Reproduce the records with "partial cross section" replaced by "partial sectional view", leaving every other part unchanged.

-------- Dataset

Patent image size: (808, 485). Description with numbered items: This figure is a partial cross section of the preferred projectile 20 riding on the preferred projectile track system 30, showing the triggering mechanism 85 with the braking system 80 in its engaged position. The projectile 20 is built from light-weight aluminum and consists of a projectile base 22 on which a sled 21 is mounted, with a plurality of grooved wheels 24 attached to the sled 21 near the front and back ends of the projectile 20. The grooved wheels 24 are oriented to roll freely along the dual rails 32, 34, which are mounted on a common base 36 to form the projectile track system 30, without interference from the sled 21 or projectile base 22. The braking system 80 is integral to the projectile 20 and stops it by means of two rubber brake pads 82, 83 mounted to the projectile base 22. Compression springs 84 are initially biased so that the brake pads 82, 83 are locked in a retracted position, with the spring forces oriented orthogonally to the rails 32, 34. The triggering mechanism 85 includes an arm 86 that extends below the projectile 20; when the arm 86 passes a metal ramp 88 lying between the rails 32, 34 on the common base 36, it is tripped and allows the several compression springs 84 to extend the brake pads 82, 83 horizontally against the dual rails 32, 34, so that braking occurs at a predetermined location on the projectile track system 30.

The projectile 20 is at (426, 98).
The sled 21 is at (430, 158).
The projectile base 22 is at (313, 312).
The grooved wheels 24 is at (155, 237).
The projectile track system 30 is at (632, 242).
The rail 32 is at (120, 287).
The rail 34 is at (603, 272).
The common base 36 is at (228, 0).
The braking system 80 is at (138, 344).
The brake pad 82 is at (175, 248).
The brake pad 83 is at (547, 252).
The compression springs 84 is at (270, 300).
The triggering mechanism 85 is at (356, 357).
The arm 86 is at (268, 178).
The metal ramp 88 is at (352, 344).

----------------

_Correct output_
Patent image size: (808, 485). Description with numbered items: This figure is a partial sectional view of the preferred projectile 20 riding on the preferred projectile track system 30, showing the triggering mechanism 85 with the braking system 80 in its engaged position. The projectile 20 is built from light-weight aluminum and consists of a projectile base 22 on which a sled 21 is mounted, with a plurality of grooved wheels 24 attached to the sled 21 near the front and back ends of the projectile 20. The grooved wheels 24 are oriented to roll freely along the dual rails 32, 34, which are mounted on a common base 36 to form the projectile track system 30, without interference from the sled 21 or projectile base 22. The braking system 80 is integral to the projectile 20 and stops it by means of two rubber brake pads 82, 83 mounted to the projectile base 22. Compression springs 84 are initially biased so that the brake pads 82, 83 are locked in a retracted position, with the spring forces oriented orthogonally to the rails 32, 34. The triggering mechanism 85 includes an arm 86 that extends below the projectile 20; when the arm 86 passes a metal ramp 88 lying between the rails 32, 34 on the common base 36, it is tripped and allows the several compression springs 84 to extend the brake pads 82, 83 horizontally against the dual rails 32, 34, so that braking occurs at a predetermined location on the projectile track system 30.

The projectile 20 is at (426, 98).
The sled 21 is at (430, 158).
The projectile base 22 is at (313, 312).
The grooved wheels 24 is at (155, 237).
The projectile track system 30 is at (632, 242).
The rail 32 is at (120, 287).
The rail 34 is at (603, 272).
The common base 36 is at (228, 0).
The braking system 80 is at (138, 344).
The brake pad 82 is at (175, 248).
The brake pad 83 is at (547, 252).
The compression springs 84 is at (270, 300).
The triggering mechanism 85 is at (356, 357).
The arm 86 is at (268, 178).
The metal ramp 88 is at (352, 344).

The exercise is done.